* **DIRECTIVE**:
Every line below that holds the string "مطابق" should be copied out.

══ THE DATA ══

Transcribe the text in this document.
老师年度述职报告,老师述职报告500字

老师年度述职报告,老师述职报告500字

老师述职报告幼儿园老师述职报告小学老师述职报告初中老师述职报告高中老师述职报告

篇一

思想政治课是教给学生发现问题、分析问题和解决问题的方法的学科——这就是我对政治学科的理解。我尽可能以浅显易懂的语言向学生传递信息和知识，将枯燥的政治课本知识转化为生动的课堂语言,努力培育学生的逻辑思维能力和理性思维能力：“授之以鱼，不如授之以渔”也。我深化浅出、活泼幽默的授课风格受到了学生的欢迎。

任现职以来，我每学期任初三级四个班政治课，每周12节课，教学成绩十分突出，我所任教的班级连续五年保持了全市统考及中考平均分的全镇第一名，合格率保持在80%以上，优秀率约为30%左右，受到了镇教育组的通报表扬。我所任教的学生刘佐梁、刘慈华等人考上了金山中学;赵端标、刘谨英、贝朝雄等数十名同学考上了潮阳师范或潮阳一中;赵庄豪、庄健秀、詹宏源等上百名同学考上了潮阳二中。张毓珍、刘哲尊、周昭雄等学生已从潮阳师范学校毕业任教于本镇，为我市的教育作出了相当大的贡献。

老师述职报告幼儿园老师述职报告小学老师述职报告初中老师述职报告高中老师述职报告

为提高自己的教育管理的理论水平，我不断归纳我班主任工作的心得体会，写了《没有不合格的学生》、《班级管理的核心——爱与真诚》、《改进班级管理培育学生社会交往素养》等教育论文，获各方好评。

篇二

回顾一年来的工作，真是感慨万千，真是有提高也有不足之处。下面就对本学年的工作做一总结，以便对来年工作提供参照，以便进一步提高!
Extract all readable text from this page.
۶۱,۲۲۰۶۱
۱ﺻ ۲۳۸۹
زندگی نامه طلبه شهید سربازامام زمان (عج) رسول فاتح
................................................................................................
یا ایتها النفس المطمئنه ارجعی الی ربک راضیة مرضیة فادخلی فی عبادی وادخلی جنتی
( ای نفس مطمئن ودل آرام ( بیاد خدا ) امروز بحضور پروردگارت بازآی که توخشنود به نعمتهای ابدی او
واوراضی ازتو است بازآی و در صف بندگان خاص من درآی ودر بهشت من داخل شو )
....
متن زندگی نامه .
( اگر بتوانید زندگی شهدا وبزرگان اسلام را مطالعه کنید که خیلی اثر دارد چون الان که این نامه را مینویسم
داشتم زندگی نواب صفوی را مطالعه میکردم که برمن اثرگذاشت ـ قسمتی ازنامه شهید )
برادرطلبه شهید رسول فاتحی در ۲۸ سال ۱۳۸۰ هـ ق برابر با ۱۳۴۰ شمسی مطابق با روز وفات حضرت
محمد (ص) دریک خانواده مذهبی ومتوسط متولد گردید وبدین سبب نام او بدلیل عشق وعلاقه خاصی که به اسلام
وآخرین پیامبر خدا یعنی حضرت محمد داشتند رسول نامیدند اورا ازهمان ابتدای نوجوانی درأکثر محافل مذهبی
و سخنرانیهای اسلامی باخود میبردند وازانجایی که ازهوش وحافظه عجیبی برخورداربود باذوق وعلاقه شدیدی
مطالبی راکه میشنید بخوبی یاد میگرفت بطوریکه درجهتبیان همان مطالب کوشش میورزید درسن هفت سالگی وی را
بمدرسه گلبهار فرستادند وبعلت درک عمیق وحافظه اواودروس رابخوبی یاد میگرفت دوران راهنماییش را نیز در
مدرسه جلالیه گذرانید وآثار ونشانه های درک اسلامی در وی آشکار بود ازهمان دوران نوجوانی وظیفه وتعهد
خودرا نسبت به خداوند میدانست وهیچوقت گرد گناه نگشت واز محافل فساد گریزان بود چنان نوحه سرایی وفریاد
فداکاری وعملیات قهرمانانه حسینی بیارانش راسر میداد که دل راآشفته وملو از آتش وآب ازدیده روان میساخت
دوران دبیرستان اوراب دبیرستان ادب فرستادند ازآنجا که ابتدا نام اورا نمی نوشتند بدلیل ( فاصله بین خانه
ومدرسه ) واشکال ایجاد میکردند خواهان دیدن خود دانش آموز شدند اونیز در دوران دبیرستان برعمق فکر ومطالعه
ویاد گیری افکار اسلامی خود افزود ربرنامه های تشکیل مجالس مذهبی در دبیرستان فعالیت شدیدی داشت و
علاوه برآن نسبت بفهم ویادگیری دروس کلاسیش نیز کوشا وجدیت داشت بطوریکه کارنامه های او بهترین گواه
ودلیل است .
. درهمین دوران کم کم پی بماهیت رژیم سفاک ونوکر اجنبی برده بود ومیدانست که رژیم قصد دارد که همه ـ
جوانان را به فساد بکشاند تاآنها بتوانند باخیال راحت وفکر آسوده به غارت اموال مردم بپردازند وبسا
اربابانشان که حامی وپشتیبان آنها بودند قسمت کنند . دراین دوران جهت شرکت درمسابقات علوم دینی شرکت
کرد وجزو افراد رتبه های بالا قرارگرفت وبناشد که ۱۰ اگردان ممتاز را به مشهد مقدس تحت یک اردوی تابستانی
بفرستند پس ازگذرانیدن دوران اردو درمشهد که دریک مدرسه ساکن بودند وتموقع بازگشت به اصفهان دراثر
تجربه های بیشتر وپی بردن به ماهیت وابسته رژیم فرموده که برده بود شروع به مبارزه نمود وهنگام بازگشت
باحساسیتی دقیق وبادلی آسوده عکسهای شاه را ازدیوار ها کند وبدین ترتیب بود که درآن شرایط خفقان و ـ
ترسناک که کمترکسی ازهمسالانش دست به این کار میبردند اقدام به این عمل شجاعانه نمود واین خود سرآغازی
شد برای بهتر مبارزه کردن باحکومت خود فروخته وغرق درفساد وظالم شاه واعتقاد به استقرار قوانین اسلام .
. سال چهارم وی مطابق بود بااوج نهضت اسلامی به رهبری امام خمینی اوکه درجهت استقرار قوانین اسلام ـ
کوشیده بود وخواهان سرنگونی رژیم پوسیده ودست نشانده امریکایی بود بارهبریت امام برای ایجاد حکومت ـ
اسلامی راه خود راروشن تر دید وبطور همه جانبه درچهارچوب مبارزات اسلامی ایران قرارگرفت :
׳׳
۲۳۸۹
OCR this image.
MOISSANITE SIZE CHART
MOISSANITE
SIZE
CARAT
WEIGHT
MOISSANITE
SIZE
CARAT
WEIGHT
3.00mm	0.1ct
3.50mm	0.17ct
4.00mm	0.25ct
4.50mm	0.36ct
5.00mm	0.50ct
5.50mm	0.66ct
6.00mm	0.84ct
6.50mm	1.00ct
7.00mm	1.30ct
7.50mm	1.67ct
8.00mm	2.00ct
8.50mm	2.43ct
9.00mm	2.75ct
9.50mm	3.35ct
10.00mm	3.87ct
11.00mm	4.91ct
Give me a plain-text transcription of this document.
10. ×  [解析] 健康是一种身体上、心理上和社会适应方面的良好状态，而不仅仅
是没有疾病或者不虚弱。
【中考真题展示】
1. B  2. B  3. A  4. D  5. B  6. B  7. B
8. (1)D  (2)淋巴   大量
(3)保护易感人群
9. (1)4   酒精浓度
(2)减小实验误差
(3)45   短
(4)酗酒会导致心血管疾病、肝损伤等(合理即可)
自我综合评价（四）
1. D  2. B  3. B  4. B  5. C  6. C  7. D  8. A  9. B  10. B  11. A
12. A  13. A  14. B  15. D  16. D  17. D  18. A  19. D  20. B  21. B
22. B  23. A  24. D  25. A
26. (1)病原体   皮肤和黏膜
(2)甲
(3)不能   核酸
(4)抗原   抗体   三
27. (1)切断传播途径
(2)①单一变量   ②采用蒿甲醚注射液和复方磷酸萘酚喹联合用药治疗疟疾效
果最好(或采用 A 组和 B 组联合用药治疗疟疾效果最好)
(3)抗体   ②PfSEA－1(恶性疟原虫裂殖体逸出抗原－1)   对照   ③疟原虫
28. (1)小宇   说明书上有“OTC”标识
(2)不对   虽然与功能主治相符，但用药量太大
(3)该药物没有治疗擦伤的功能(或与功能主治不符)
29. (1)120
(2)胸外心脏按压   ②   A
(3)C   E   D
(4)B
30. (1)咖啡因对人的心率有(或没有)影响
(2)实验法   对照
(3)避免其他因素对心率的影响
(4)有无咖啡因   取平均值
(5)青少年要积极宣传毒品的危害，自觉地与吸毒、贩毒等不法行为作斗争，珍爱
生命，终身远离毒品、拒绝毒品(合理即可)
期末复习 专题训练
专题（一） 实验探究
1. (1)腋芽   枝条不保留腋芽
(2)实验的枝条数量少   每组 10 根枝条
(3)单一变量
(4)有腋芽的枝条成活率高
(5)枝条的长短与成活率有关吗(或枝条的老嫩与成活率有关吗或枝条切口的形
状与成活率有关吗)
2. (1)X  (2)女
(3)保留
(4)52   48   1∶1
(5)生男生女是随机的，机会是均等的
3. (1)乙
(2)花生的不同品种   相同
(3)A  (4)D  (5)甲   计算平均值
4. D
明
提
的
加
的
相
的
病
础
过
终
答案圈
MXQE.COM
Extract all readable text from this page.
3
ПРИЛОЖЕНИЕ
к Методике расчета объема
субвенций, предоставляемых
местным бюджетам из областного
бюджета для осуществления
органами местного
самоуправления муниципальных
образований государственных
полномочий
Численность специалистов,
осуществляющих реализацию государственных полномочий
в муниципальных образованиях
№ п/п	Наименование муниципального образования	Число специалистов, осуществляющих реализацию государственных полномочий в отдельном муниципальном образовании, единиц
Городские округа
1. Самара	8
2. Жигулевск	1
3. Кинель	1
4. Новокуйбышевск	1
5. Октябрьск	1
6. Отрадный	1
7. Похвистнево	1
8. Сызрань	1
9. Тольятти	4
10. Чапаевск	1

═══

* **RESULT FOR THIS TASK**:
برادرطلبه شهید رسول فاتحی در ۲۸ سال ۱۳۸۰ هـ ق برابر با ۱۳۴۰ شمسی مطابق با روز وفات حضرت
. سال چهارم وی مطابق بود بااوج نهضت اسلامی به رهبری امام خمینی اوکه درجهت استقرار قوانین اسلام ـ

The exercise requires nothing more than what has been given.